▶ _What is needed_
Quote the following lines exactly as they appear.

▶ _Data records_
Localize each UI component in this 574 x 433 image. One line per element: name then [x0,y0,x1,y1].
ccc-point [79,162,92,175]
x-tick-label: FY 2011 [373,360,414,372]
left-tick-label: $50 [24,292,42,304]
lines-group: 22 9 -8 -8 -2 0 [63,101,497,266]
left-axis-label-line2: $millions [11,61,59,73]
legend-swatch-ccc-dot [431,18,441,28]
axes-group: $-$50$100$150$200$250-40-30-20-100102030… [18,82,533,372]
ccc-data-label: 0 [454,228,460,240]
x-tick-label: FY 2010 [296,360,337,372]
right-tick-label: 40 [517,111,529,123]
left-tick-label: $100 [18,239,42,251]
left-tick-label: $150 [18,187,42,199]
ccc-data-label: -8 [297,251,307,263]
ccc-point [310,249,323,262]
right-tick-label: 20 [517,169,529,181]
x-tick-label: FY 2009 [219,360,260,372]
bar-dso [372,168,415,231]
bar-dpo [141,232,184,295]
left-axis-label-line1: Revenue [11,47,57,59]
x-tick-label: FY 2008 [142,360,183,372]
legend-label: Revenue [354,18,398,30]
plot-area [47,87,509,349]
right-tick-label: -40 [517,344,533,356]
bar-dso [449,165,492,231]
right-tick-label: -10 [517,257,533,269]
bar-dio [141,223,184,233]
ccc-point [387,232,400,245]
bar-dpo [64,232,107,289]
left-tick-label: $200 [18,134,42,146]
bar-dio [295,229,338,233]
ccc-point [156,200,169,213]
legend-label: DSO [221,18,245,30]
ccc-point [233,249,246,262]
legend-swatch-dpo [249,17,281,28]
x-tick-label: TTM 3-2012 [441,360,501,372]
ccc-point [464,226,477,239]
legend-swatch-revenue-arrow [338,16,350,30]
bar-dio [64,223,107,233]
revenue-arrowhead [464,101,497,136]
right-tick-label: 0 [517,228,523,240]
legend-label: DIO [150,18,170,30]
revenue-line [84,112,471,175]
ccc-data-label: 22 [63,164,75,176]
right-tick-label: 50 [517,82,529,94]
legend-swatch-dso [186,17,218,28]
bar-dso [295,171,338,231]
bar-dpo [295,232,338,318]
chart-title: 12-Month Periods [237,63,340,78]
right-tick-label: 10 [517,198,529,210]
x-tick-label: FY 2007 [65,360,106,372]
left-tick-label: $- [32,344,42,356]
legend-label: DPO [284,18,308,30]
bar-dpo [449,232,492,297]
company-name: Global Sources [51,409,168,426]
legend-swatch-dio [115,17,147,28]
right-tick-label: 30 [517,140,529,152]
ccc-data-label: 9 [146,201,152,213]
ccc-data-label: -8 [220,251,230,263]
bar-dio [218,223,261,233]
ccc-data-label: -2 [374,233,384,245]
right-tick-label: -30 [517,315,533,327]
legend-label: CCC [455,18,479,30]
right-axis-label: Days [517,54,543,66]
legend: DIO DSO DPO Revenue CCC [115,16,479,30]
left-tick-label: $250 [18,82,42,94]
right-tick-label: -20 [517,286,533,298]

▶ _Expected output_
Localize each UI component in this 574 x 433 image. One line per element: name then [x0,y0,x1,y1].
ccc-point [79,162,92,175]
x-tick-label: FY 2011 [373,360,414,372]
left-tick-label: $50 [24,292,42,304]
lines-group: 22 9 -8 -8 -2 0 [63,101,497,266]
left-axis-label-line2: $millions [11,61,59,73]
legend-swatch-ccc-dot [431,18,441,28]
axes-group: $-$50$100$150$200$250-40-30-20-100102030… [18,82,533,372]
ccc-data-label: 0 [454,228,460,240]
x-tick-label: FY 2010 [296,360,337,372]
right-tick-label: 40 [517,111,529,123]
left-tick-label: $100 [18,239,42,251]
left-tick-label: $150 [18,187,42,199]
ccc-data-label: -8 [297,251,307,263]
ccc-point [310,249,323,262]
right-tick-label: 20 [517,169,529,181]
x-tick-label: FY 2009 [219,360,260,372]
bar-dso [372,168,415,231]
bar-dpo [141,232,184,295]
left-axis-label-line1: Revenue [11,47,57,59]
x-tick-label: FY 2008 [142,360,183,372]
legend-label: Revenue [354,18,398,30]
plot-area [47,87,509,349]
right-tick-label: -40 [517,344,533,356]
bar-dso [449,165,492,231]
right-tick-label: -10 [517,257,533,269]
bar-dio [141,223,184,233]
ccc-point [387,232,400,245]
bar-dpo [64,232,107,289]
left-tick-label: $200 [18,134,42,146]
bar-dio [295,229,338,233]
ccc-point [156,200,169,213]
legend-label: DSO [221,18,245,30]
ccc-point [233,249,246,262]
legend-swatch-dpo [249,17,281,28]
x-tick-label: TTM 3-2012 [441,360,501,372]
ccc-point [464,226,477,239]
legend-swatch-revenue-arrow [338,16,350,30]
bar-dio [64,223,107,233]
revenue-arrowhead [464,101,497,136]
right-tick-label: 0 [517,228,523,240]
legend-label: DIO [150,18,170,30]
revenue-line [84,112,471,175]
ccc-data-label: 22 [63,164,75,176]
right-tick-label: 50 [517,82,529,94]
legend-swatch-dso [186,17,218,28]
bar-dso [295,171,338,231]
bar-dpo [295,232,338,318]
chart-title: 12-Month Periods [237,63,340,78]
right-tick-label: 10 [517,198,529,210]
x-tick-label: FY 2007 [65,360,106,372]
left-tick-label: $- [32,344,42,356]
legend-label: DPO [284,18,308,30]
bar-dpo [449,232,492,297]
company-name: Global Sources [51,409,168,426]
legend-swatch-dio [115,17,147,28]
right-tick-label: 30 [517,140,529,152]
ccc-data-label: 9 [146,201,152,213]
ccc-data-label: -8 [220,251,230,263]
bar-dio [218,223,261,233]
ccc-data-label: -2 [374,233,384,245]
right-tick-label: -30 [517,315,533,327]
legend-label: CCC [455,18,479,30]
right-axis-label: Days [517,54,543,66]
legend: DIO DSO DPO Revenue CCC [115,16,479,30]
left-tick-label: $250 [18,82,42,94]
right-tick-label: -20 [517,286,533,298]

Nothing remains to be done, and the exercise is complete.